Records for this task -
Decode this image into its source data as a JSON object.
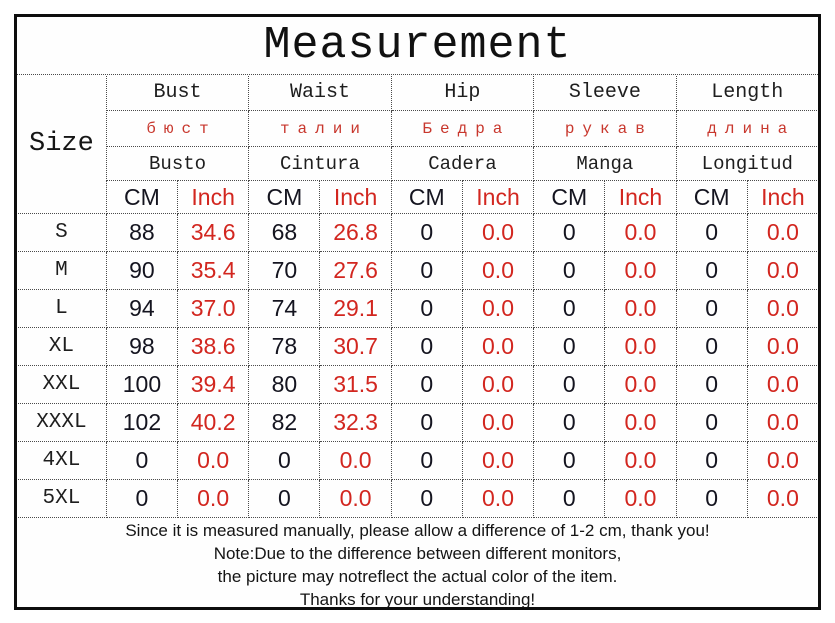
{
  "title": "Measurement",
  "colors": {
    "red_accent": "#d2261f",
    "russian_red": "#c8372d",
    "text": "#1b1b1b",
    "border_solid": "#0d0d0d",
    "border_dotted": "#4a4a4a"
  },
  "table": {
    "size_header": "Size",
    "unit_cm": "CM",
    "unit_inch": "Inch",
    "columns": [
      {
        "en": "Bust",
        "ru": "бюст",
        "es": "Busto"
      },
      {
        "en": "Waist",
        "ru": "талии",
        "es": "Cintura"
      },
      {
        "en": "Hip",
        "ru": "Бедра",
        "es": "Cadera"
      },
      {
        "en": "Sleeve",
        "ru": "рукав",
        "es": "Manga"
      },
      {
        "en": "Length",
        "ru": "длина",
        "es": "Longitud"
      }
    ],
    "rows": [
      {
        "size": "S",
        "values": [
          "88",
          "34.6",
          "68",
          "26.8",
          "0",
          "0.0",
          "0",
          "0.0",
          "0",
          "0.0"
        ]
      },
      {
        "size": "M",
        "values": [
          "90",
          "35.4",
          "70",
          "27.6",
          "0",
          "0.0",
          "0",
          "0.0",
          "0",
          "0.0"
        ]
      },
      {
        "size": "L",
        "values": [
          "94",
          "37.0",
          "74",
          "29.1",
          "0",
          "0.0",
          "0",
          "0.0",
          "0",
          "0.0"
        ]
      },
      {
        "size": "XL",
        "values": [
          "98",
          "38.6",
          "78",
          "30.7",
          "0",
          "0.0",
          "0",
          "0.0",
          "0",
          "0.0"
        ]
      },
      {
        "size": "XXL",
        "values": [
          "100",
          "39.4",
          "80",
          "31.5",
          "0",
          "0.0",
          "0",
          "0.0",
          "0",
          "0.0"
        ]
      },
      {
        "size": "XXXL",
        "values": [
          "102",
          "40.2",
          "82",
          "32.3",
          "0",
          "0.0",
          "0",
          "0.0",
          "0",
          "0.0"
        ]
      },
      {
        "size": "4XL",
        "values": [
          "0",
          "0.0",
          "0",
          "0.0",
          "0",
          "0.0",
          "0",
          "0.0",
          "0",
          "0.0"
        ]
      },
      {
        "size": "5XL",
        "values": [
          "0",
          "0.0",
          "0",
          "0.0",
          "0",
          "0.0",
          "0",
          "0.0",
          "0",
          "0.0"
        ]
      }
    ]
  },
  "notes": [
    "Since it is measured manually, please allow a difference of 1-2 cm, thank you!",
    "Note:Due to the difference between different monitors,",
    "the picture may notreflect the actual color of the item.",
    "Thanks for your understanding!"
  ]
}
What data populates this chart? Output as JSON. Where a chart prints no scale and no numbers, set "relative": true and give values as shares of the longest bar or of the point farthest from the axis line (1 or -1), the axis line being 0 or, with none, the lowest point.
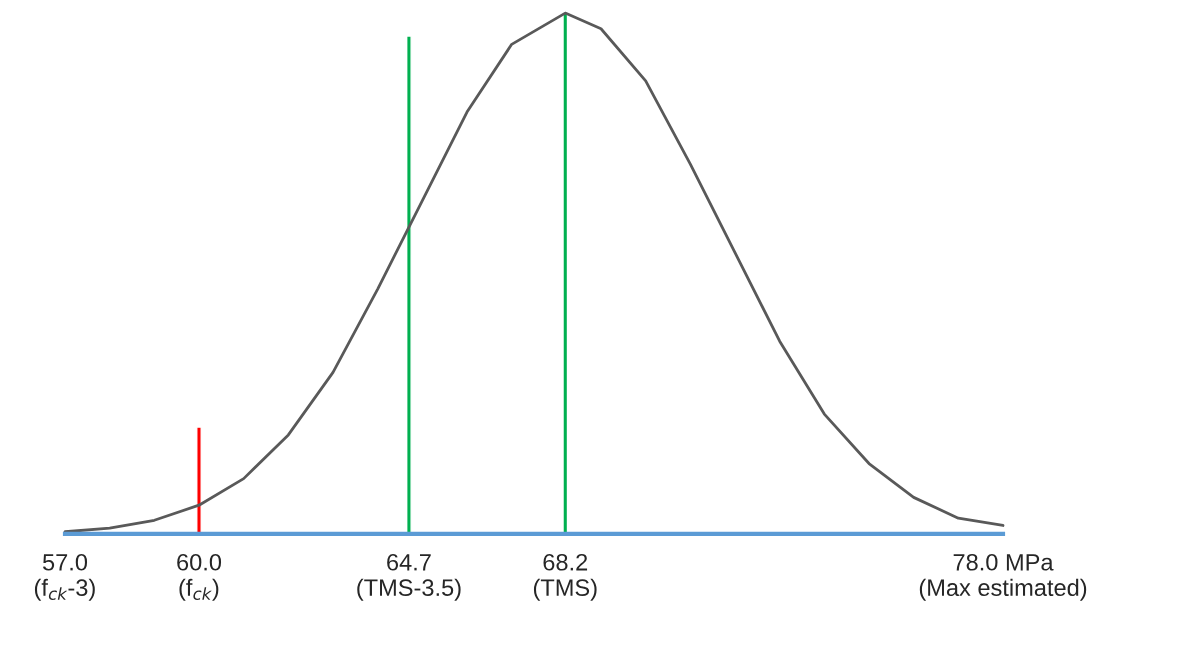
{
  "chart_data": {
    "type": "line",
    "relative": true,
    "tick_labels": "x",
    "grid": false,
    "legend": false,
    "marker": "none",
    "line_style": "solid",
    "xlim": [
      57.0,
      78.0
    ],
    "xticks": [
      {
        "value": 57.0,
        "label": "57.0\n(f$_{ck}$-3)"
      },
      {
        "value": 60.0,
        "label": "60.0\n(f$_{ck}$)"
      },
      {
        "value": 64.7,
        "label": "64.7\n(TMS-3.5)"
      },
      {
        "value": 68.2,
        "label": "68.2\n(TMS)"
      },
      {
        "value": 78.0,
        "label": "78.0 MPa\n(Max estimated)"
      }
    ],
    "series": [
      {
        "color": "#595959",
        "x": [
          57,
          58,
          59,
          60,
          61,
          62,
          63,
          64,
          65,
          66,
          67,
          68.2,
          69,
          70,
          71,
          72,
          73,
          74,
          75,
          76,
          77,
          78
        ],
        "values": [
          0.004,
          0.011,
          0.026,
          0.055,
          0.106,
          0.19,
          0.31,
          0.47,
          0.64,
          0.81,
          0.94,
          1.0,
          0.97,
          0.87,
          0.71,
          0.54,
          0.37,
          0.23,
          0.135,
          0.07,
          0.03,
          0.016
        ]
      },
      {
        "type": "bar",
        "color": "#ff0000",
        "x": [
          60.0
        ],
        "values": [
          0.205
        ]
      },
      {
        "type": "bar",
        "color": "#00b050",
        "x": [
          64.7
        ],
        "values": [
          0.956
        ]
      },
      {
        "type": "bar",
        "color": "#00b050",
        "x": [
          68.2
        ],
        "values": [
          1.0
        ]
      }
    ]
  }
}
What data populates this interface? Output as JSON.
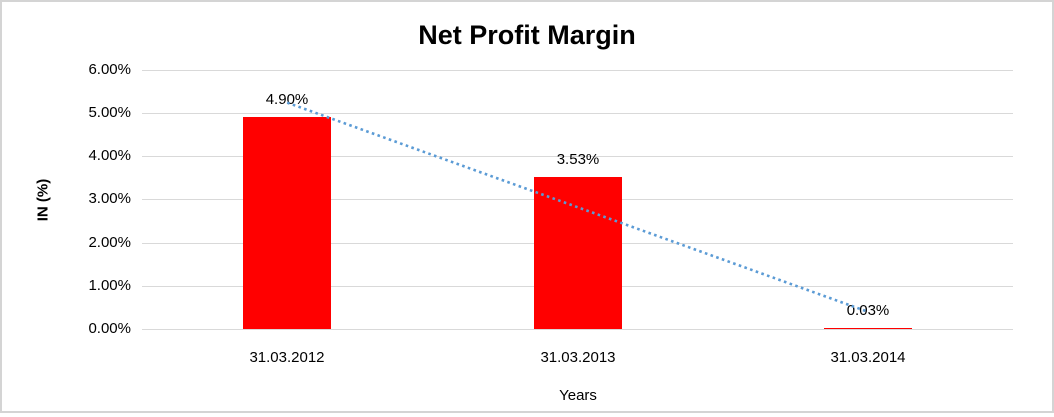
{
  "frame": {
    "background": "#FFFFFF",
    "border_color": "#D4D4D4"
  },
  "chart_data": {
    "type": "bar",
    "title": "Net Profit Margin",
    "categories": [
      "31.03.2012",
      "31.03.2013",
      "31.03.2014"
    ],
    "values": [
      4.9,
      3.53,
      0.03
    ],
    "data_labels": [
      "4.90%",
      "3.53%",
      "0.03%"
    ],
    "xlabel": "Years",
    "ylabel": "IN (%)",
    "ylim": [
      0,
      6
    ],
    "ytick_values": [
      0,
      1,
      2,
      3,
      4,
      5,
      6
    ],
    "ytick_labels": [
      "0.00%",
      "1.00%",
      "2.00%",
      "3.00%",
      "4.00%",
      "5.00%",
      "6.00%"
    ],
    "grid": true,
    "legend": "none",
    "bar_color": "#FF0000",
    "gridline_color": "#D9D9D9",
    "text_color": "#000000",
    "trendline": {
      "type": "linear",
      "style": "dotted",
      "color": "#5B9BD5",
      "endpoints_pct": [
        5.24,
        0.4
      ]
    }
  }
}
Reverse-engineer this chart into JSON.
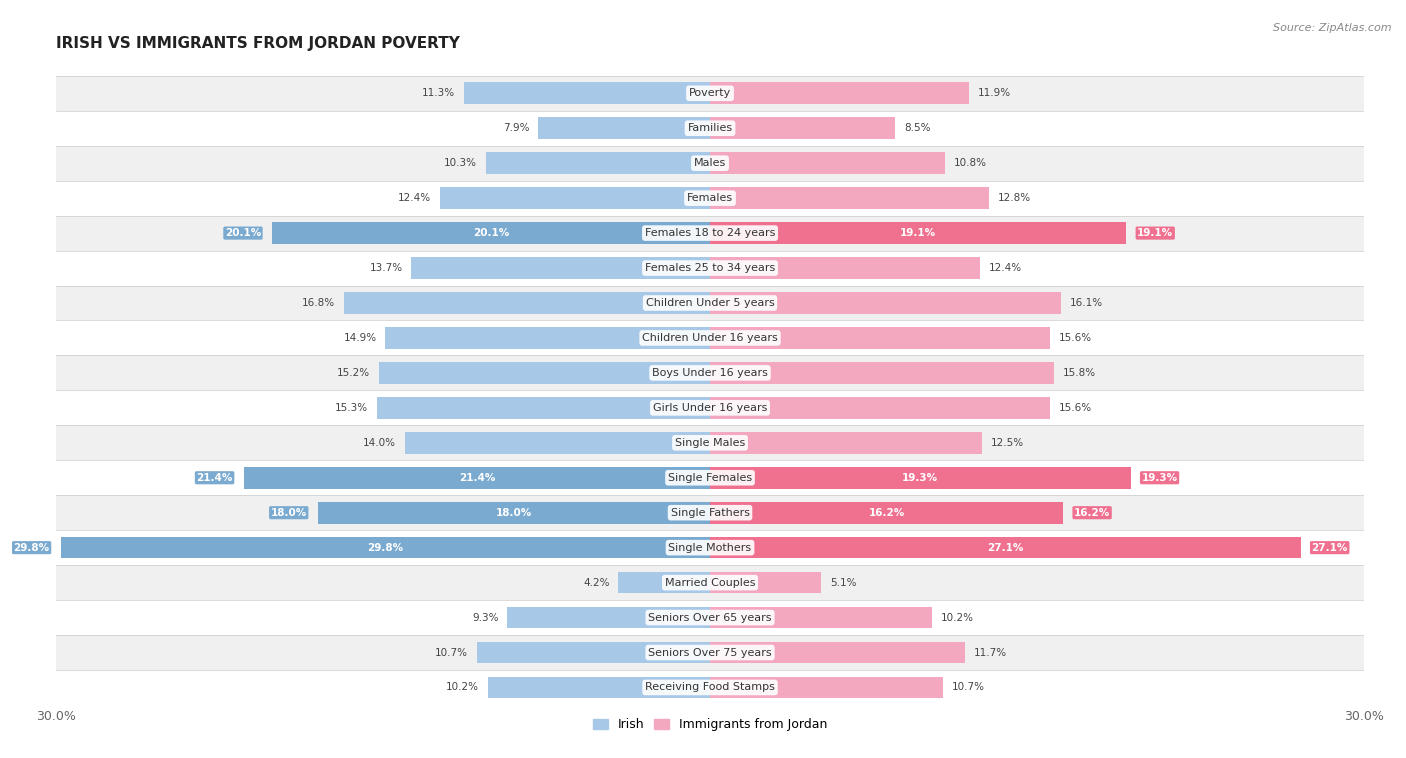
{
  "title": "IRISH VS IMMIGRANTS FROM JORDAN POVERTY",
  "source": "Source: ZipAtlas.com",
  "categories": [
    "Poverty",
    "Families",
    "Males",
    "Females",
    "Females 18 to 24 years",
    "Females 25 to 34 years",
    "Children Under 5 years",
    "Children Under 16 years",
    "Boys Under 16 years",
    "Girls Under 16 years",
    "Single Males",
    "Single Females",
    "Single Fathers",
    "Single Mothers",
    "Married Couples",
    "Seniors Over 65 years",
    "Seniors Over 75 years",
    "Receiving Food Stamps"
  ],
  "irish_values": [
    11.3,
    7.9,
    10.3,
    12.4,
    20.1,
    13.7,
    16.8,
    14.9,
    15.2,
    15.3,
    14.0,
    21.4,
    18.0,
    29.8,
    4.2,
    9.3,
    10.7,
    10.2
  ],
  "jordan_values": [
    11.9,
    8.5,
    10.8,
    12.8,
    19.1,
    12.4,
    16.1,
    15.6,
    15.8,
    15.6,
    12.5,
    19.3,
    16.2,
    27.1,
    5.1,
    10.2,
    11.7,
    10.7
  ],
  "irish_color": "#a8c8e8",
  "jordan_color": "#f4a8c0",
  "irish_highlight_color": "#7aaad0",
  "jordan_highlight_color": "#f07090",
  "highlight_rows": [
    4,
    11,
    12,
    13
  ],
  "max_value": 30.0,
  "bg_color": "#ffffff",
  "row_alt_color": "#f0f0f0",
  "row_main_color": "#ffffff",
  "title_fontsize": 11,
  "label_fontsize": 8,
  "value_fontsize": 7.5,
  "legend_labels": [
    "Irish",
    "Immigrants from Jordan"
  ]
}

Exercise description -
Write out the whole listing again, exactly, with no pictures.

Finished task -
Decode this image into its source data as a JSON object.
{
  "title": "Measurement",
  "colors": {
    "red_accent": "#d2261f",
    "russian_red": "#c8372d",
    "text": "#1b1b1b",
    "border_solid": "#0d0d0d",
    "border_dotted": "#4a4a4a"
  },
  "table": {
    "size_header": "Size",
    "unit_cm": "CM",
    "unit_inch": "Inch",
    "columns": [
      {
        "en": "Bust",
        "ru": "бюст",
        "es": "Busto"
      },
      {
        "en": "Waist",
        "ru": "талии",
        "es": "Cintura"
      },
      {
        "en": "Hip",
        "ru": "Бедра",
        "es": "Cadera"
      },
      {
        "en": "Sleeve",
        "ru": "рукав",
        "es": "Manga"
      },
      {
        "en": "Length",
        "ru": "длина",
        "es": "Longitud"
      }
    ],
    "rows": [
      {
        "size": "S",
        "values": [
          "88",
          "34.6",
          "68",
          "26.8",
          "0",
          "0.0",
          "0",
          "0.0",
          "0",
          "0.0"
        ]
      },
      {
        "size": "M",
        "values": [
          "90",
          "35.4",
          "70",
          "27.6",
          "0",
          "0.0",
          "0",
          "0.0",
          "0",
          "0.0"
        ]
      },
      {
        "size": "L",
        "values": [
          "94",
          "37.0",
          "74",
          "29.1",
          "0",
          "0.0",
          "0",
          "0.0",
          "0",
          "0.0"
        ]
      },
      {
        "size": "XL",
        "values": [
          "98",
          "38.6",
          "78",
          "30.7",
          "0",
          "0.0",
          "0",
          "0.0",
          "0",
          "0.0"
        ]
      },
      {
        "size": "XXL",
        "values": [
          "100",
          "39.4",
          "80",
          "31.5",
          "0",
          "0.0",
          "0",
          "0.0",
          "0",
          "0.0"
        ]
      },
      {
        "size": "XXXL",
        "values": [
          "102",
          "40.2",
          "82",
          "32.3",
          "0",
          "0.0",
          "0",
          "0.0",
          "0",
          "0.0"
        ]
      },
      {
        "size": "4XL",
        "values": [
          "0",
          "0.0",
          "0",
          "0.0",
          "0",
          "0.0",
          "0",
          "0.0",
          "0",
          "0.0"
        ]
      },
      {
        "size": "5XL",
        "values": [
          "0",
          "0.0",
          "0",
          "0.0",
          "0",
          "0.0",
          "0",
          "0.0",
          "0",
          "0.0"
        ]
      }
    ]
  },
  "notes": [
    "Since it is measured manually, please allow a difference of 1-2 cm, thank you!",
    "Note:Due to the difference between different monitors,",
    "the picture may notreflect the actual color of the item.",
    "Thanks for your understanding!"
  ]
}
What data populates this chart? Output as JSON. Where a chart prints no scale and no numbers, set "relative": true and give values as shares of the longest bar or of the point farthest from the axis line (1 or -1), the axis line being 0 or, with none, the lowest point.
{
  "chart_data": {
    "type": "line",
    "relative": true,
    "tick_labels": "x",
    "grid": false,
    "legend": false,
    "marker": "none",
    "line_style": "solid",
    "xlim": [
      57.0,
      78.0
    ],
    "xticks": [
      {
        "value": 57.0,
        "label": "57.0\n(f$_{ck}$-3)"
      },
      {
        "value": 60.0,
        "label": "60.0\n(f$_{ck}$)"
      },
      {
        "value": 64.7,
        "label": "64.7\n(TMS-3.5)"
      },
      {
        "value": 68.2,
        "label": "68.2\n(TMS)"
      },
      {
        "value": 78.0,
        "label": "78.0 MPa\n(Max estimated)"
      }
    ],
    "series": [
      {
        "color": "#595959",
        "x": [
          57,
          58,
          59,
          60,
          61,
          62,
          63,
          64,
          65,
          66,
          67,
          68.2,
          69,
          70,
          71,
          72,
          73,
          74,
          75,
          76,
          77,
          78
        ],
        "values": [
          0.004,
          0.011,
          0.026,
          0.055,
          0.106,
          0.19,
          0.31,
          0.47,
          0.64,
          0.81,
          0.94,
          1.0,
          0.97,
          0.87,
          0.71,
          0.54,
          0.37,
          0.23,
          0.135,
          0.07,
          0.03,
          0.016
        ]
      },
      {
        "type": "bar",
        "color": "#ff0000",
        "x": [
          60.0
        ],
        "values": [
          0.205
        ]
      },
      {
        "type": "bar",
        "color": "#00b050",
        "x": [
          64.7
        ],
        "values": [
          0.956
        ]
      },
      {
        "type": "bar",
        "color": "#00b050",
        "x": [
          68.2
        ],
        "values": [
          1.0
        ]
      }
    ]
  }
}
What data populates this interface? Output as JSON.
{
  "frame": {
    "background": "#FFFFFF",
    "border_color": "#D4D4D4"
  },
  "chart_data": {
    "type": "bar",
    "title": "Net Profit Margin",
    "categories": [
      "31.03.2012",
      "31.03.2013",
      "31.03.2014"
    ],
    "values": [
      4.9,
      3.53,
      0.03
    ],
    "data_labels": [
      "4.90%",
      "3.53%",
      "0.03%"
    ],
    "xlabel": "Years",
    "ylabel": "IN (%)",
    "ylim": [
      0,
      6
    ],
    "ytick_values": [
      0,
      1,
      2,
      3,
      4,
      5,
      6
    ],
    "ytick_labels": [
      "0.00%",
      "1.00%",
      "2.00%",
      "3.00%",
      "4.00%",
      "5.00%",
      "6.00%"
    ],
    "grid": true,
    "legend": "none",
    "bar_color": "#FF0000",
    "gridline_color": "#D9D9D9",
    "text_color": "#000000",
    "trendline": {
      "type": "linear",
      "style": "dotted",
      "color": "#5B9BD5",
      "endpoints_pct": [
        5.24,
        0.4
      ]
    }
  }
}
Reverse-engineer this chart into JSON.
{
  "title": "IRISH VS IMMIGRANTS FROM JORDAN POVERTY",
  "source": "Source: ZipAtlas.com",
  "categories": [
    "Poverty",
    "Families",
    "Males",
    "Females",
    "Females 18 to 24 years",
    "Females 25 to 34 years",
    "Children Under 5 years",
    "Children Under 16 years",
    "Boys Under 16 years",
    "Girls Under 16 years",
    "Single Males",
    "Single Females",
    "Single Fathers",
    "Single Mothers",
    "Married Couples",
    "Seniors Over 65 years",
    "Seniors Over 75 years",
    "Receiving Food Stamps"
  ],
  "irish_values": [
    11.3,
    7.9,
    10.3,
    12.4,
    20.1,
    13.7,
    16.8,
    14.9,
    15.2,
    15.3,
    14.0,
    21.4,
    18.0,
    29.8,
    4.2,
    9.3,
    10.7,
    10.2
  ],
  "jordan_values": [
    11.9,
    8.5,
    10.8,
    12.8,
    19.1,
    12.4,
    16.1,
    15.6,
    15.8,
    15.6,
    12.5,
    19.3,
    16.2,
    27.1,
    5.1,
    10.2,
    11.7,
    10.7
  ],
  "irish_color": "#a8c8e8",
  "jordan_color": "#f4a8c0",
  "irish_highlight_color": "#7aaad0",
  "jordan_highlight_color": "#f07090",
  "highlight_rows": [
    4,
    11,
    12,
    13
  ],
  "max_value": 30.0,
  "bg_color": "#ffffff",
  "row_alt_color": "#f0f0f0",
  "row_main_color": "#ffffff",
  "title_fontsize": 11,
  "label_fontsize": 8,
  "value_fontsize": 7.5,
  "legend_labels": [
    "Irish",
    "Immigrants from Jordan"
  ]
}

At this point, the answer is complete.